Saved entries
--- BEGIN ---

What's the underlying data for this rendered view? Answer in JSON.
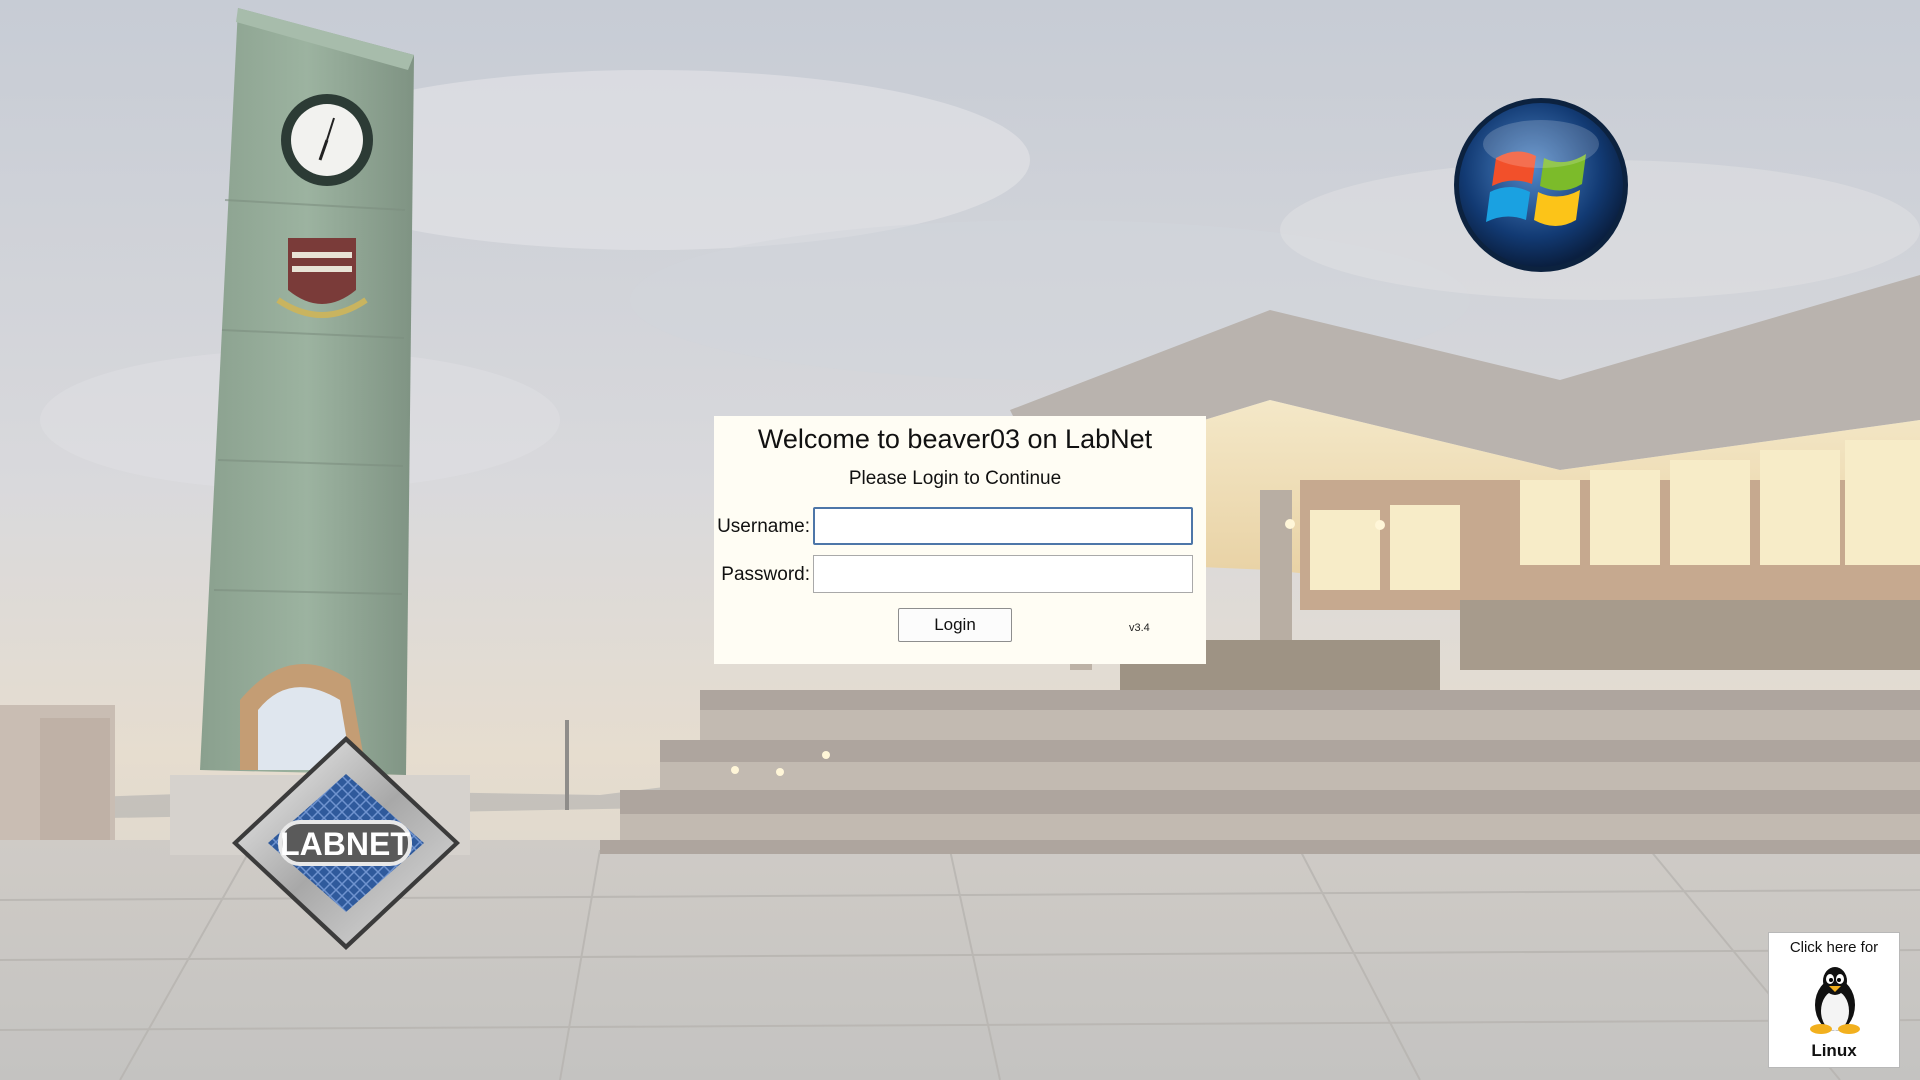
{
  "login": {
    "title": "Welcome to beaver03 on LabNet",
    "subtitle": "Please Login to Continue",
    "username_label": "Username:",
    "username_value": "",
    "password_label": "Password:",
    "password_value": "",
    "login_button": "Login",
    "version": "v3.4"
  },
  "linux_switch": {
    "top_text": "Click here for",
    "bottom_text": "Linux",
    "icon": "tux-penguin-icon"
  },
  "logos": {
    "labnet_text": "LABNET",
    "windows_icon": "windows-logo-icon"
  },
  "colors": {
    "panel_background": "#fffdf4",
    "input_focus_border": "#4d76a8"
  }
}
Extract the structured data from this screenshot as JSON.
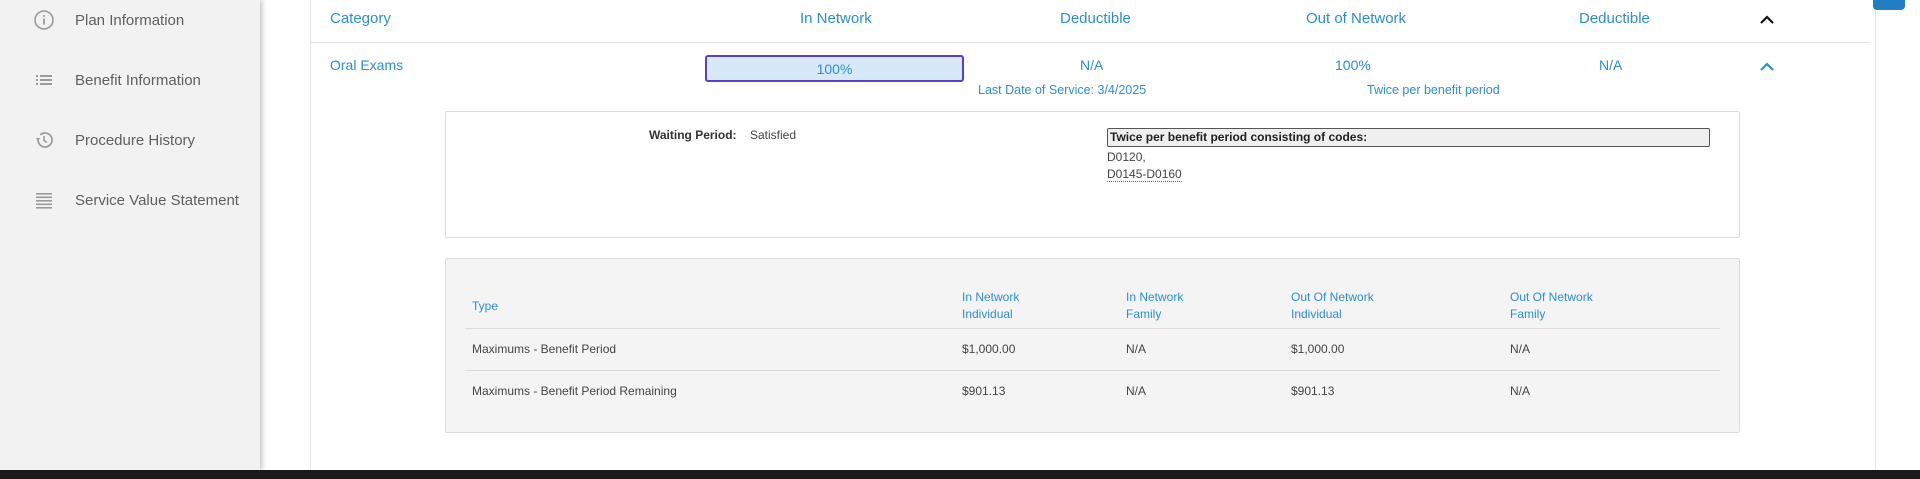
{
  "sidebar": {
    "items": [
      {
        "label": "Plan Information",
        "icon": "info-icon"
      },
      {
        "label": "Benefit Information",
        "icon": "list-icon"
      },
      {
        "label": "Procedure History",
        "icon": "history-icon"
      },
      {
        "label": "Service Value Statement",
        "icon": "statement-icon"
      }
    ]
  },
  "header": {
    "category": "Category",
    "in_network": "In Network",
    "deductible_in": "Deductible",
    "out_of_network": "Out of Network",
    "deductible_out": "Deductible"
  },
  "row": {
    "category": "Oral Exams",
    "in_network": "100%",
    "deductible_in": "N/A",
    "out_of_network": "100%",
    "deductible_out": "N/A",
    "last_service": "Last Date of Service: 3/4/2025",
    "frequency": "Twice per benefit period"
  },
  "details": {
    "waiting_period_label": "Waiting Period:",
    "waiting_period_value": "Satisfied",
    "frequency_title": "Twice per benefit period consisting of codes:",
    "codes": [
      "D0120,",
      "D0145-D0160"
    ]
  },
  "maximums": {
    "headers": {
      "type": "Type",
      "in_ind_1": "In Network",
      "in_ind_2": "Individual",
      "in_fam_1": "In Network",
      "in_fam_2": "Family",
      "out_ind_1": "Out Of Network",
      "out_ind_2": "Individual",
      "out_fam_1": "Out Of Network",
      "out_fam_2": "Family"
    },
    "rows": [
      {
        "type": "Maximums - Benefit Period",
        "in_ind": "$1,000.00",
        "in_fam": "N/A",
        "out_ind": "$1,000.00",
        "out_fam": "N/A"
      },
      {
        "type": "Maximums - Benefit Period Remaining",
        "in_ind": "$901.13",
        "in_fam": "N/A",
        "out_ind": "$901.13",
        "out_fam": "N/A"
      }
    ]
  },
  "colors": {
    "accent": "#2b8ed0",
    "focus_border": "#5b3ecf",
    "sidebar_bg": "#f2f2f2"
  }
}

--- END ---
--- BEGIN ---

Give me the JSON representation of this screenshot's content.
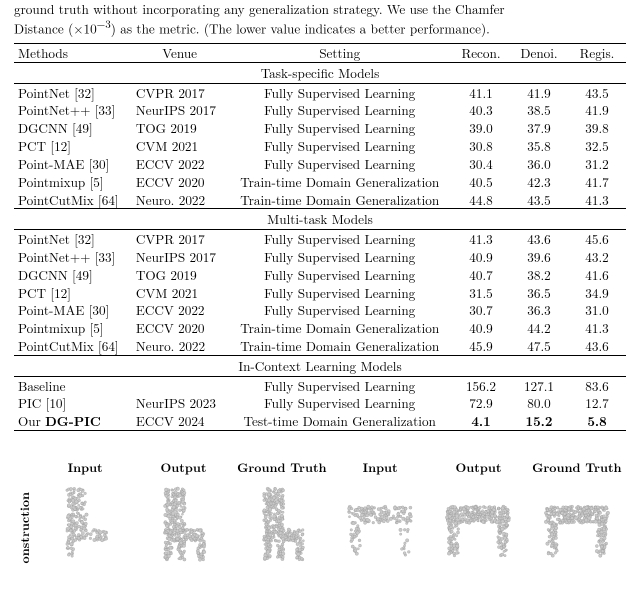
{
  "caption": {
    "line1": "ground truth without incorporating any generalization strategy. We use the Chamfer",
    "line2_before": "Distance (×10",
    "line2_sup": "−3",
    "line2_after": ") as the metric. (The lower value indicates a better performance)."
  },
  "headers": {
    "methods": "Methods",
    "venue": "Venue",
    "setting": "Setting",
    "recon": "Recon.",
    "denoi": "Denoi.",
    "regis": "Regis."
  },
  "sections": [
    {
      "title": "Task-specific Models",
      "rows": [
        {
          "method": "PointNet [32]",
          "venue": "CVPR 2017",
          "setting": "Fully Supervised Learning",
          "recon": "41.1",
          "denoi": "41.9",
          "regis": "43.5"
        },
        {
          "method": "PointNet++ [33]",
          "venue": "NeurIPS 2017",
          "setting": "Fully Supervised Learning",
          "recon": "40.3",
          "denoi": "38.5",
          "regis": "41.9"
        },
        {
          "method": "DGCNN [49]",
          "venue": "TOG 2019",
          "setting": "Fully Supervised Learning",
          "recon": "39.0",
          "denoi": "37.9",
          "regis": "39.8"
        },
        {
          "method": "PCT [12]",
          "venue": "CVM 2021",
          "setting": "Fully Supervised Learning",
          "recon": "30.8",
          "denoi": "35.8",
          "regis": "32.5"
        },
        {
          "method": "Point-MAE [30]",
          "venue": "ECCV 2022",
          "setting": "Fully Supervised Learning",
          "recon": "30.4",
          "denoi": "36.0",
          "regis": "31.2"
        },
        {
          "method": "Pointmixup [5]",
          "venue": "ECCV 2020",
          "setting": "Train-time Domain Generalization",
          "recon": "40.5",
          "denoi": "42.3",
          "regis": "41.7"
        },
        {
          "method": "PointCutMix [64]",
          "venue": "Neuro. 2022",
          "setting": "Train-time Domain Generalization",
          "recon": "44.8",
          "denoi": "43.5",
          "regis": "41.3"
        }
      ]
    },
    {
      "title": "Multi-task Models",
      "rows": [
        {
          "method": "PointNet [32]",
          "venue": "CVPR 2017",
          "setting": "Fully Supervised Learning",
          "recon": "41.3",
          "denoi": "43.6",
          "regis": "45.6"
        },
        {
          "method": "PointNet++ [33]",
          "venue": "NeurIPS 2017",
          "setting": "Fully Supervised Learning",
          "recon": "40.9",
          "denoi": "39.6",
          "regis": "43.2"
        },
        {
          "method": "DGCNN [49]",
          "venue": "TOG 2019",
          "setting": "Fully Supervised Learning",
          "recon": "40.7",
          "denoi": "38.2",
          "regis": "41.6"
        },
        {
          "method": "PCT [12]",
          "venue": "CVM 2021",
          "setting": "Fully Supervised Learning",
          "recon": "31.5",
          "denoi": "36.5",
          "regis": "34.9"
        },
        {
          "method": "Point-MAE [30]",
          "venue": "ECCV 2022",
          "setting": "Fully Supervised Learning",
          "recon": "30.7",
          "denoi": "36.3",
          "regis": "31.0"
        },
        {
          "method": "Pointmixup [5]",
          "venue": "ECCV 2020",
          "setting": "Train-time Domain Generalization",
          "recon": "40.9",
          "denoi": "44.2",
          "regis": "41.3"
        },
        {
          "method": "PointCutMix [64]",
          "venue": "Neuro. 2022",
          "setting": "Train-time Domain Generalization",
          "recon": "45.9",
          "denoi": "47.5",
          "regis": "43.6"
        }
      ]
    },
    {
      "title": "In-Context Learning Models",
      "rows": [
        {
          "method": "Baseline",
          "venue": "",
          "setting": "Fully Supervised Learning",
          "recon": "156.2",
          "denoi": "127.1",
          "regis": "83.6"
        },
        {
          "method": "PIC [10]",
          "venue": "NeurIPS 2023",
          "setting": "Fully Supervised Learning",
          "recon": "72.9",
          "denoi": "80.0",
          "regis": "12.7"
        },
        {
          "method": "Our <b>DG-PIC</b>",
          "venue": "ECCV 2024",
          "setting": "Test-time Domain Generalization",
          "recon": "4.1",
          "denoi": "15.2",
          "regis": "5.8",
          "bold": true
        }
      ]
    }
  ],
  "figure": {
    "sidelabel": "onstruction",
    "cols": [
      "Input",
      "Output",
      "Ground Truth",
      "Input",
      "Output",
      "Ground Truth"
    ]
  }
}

--- END ---

• **WHAT YOU ARE ASKED TO DO**: Scan the listing above. Gather each line that contains the word "Service".

• **TASK ANSWER**:
        "label": "Service Value Statement",
    "last_service": "Last Date of Service: 3/4/2025",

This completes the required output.